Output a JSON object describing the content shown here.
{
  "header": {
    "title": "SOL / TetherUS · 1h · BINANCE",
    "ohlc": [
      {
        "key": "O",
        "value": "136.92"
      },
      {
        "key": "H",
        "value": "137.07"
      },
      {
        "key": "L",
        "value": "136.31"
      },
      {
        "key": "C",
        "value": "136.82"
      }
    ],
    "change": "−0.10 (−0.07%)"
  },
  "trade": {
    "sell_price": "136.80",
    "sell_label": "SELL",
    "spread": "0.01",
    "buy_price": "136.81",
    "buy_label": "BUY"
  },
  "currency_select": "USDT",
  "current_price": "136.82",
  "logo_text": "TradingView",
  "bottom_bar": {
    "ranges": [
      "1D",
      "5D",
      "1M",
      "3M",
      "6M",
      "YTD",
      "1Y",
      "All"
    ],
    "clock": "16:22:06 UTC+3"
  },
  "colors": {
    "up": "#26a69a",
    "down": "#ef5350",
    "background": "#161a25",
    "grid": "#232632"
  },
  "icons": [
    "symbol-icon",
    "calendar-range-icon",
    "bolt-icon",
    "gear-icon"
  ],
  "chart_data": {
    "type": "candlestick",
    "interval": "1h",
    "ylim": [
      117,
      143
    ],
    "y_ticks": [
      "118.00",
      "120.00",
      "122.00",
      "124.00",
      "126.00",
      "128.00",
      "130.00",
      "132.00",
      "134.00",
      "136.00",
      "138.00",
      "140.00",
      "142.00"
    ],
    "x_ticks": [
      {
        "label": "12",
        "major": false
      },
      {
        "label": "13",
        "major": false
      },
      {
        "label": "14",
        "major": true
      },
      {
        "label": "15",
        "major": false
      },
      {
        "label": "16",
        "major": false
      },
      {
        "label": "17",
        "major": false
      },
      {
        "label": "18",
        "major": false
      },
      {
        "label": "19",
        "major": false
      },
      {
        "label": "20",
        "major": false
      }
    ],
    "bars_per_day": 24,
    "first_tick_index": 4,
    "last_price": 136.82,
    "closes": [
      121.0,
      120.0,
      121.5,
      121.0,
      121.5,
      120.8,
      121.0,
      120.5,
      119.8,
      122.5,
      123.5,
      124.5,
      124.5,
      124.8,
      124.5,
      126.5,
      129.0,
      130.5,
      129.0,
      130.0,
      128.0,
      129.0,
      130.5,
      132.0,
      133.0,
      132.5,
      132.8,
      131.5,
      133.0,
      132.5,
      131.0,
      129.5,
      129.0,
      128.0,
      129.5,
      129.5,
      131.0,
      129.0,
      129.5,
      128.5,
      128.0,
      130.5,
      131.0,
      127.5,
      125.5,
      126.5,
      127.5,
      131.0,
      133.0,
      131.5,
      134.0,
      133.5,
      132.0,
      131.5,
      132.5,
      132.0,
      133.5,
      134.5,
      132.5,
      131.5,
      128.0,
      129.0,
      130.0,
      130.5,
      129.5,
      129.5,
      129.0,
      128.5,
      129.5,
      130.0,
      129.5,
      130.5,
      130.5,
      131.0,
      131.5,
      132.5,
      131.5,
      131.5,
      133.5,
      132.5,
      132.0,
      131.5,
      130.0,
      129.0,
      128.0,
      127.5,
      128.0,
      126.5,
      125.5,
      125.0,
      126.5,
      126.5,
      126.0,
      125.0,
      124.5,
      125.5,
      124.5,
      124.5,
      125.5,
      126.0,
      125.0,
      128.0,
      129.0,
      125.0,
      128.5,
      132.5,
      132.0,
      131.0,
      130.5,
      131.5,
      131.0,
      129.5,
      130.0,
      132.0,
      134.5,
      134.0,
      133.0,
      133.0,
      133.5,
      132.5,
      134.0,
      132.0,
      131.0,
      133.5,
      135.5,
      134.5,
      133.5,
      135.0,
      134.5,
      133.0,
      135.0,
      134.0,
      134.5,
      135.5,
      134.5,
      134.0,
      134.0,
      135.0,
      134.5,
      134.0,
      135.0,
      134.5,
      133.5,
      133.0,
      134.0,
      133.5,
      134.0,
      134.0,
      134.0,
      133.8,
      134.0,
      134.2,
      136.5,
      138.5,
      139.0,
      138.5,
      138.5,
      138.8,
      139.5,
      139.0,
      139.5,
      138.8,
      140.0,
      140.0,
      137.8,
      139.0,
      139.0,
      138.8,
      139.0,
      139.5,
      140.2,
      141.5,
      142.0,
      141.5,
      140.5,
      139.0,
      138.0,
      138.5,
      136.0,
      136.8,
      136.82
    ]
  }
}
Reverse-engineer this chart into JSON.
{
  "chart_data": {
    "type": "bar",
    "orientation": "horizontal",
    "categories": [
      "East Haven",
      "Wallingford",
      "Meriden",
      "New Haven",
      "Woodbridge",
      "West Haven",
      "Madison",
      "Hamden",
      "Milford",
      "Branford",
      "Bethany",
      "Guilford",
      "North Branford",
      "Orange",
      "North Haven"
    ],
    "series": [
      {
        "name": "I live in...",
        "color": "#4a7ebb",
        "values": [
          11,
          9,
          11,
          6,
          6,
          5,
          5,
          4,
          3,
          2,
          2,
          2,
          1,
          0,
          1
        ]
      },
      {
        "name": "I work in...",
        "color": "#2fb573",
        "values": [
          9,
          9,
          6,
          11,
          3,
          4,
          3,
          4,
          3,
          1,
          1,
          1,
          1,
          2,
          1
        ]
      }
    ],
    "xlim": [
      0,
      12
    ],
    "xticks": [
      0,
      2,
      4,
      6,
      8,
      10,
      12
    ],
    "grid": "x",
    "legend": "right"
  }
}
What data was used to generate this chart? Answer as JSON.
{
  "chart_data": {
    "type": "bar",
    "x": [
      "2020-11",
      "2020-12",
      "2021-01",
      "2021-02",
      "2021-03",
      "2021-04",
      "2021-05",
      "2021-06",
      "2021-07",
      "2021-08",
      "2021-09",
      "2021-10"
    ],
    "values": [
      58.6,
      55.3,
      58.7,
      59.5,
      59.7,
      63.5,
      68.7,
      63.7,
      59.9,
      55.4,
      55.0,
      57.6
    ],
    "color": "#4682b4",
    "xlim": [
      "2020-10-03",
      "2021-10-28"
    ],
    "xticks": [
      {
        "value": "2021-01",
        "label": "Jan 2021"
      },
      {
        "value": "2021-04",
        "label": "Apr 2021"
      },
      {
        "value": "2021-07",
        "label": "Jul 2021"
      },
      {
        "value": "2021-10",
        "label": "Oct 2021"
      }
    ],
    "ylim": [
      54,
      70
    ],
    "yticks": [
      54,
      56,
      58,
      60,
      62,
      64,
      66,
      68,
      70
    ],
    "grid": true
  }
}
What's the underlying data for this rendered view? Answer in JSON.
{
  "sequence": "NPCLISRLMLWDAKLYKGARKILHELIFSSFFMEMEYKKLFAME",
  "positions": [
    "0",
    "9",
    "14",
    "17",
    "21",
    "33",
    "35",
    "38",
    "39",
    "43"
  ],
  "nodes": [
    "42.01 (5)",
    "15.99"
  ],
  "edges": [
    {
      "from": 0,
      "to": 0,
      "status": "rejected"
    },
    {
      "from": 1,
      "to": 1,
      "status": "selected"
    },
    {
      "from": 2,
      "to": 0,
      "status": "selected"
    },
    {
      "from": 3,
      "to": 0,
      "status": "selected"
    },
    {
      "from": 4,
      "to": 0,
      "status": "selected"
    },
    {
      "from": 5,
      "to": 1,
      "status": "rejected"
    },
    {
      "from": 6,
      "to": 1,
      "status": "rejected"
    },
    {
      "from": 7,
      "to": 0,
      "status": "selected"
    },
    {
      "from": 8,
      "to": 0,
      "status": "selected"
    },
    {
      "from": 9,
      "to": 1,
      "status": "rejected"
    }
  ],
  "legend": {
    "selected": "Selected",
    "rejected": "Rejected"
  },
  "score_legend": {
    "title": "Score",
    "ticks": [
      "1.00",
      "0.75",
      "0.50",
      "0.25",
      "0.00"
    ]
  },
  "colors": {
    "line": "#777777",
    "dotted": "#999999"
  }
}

+++

- [AIM]: Give the count of lines in the listing that hold the word "this", with no other text.

- [EXERCISE SOLUTION]: 3